What the task requires >>
Return the entries verbatim and drop every picture.

════

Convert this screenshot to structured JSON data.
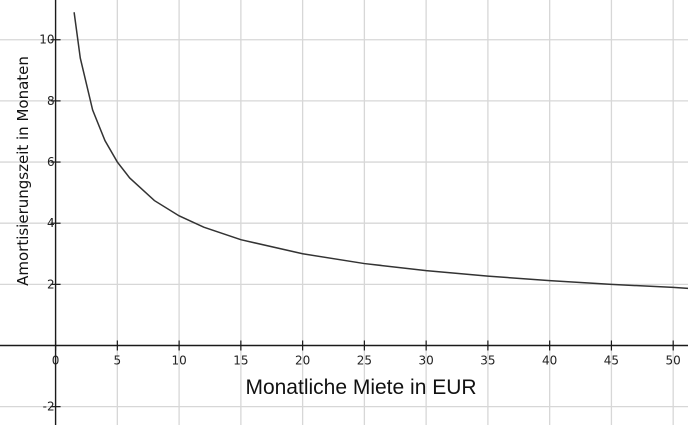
{
  "chart_data": {
    "type": "line",
    "title": "",
    "xlabel": "Monatliche Miete in EUR",
    "ylabel": "Amortisierungszeit in Monaten",
    "xlim": [
      -4.5,
      51.2
    ],
    "ylim": [
      -2.6,
      11.3
    ],
    "grid": true,
    "x_ticks": [
      0,
      5,
      10,
      15,
      20,
      25,
      30,
      35,
      40,
      45,
      50
    ],
    "y_ticks": [
      -2,
      2,
      4,
      6,
      8,
      10
    ],
    "series": [
      {
        "x": [
          1.5,
          2,
          3,
          4,
          5,
          6,
          8,
          10,
          12,
          15,
          20,
          25,
          30,
          35,
          40,
          45,
          50,
          51.2
        ],
        "y": [
          10.9,
          9.4,
          7.7,
          6.7,
          6.0,
          5.48,
          4.74,
          4.24,
          3.87,
          3.46,
          3.0,
          2.68,
          2.45,
          2.27,
          2.12,
          2.0,
          1.9,
          1.87
        ]
      }
    ]
  }
}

════

Response for this exercise >>
Convert this screenshot to structured JSON data.
{
  "chart_data": {
    "type": "line",
    "title": "",
    "xlabel": "Monatliche Miete in EUR",
    "ylabel": "Amortisierungszeit in Monaten",
    "xlim": [
      -4.5,
      51.2
    ],
    "ylim": [
      -2.6,
      11.3
    ],
    "grid": true,
    "x_ticks": [
      0,
      5,
      10,
      15,
      20,
      25,
      30,
      35,
      40,
      45,
      50
    ],
    "y_ticks": [
      -2,
      2,
      4,
      6,
      8,
      10
    ],
    "series": [
      {
        "x": [
          1.5,
          2,
          3,
          4,
          5,
          6,
          8,
          10,
          12,
          15,
          20,
          25,
          30,
          35,
          40,
          45,
          50,
          51.2
        ],
        "y": [
          10.9,
          9.4,
          7.7,
          6.7,
          6.0,
          5.48,
          4.74,
          4.24,
          3.87,
          3.46,
          3.0,
          2.68,
          2.45,
          2.27,
          2.12,
          2.0,
          1.9,
          1.87
        ]
      }
    ]
  }
}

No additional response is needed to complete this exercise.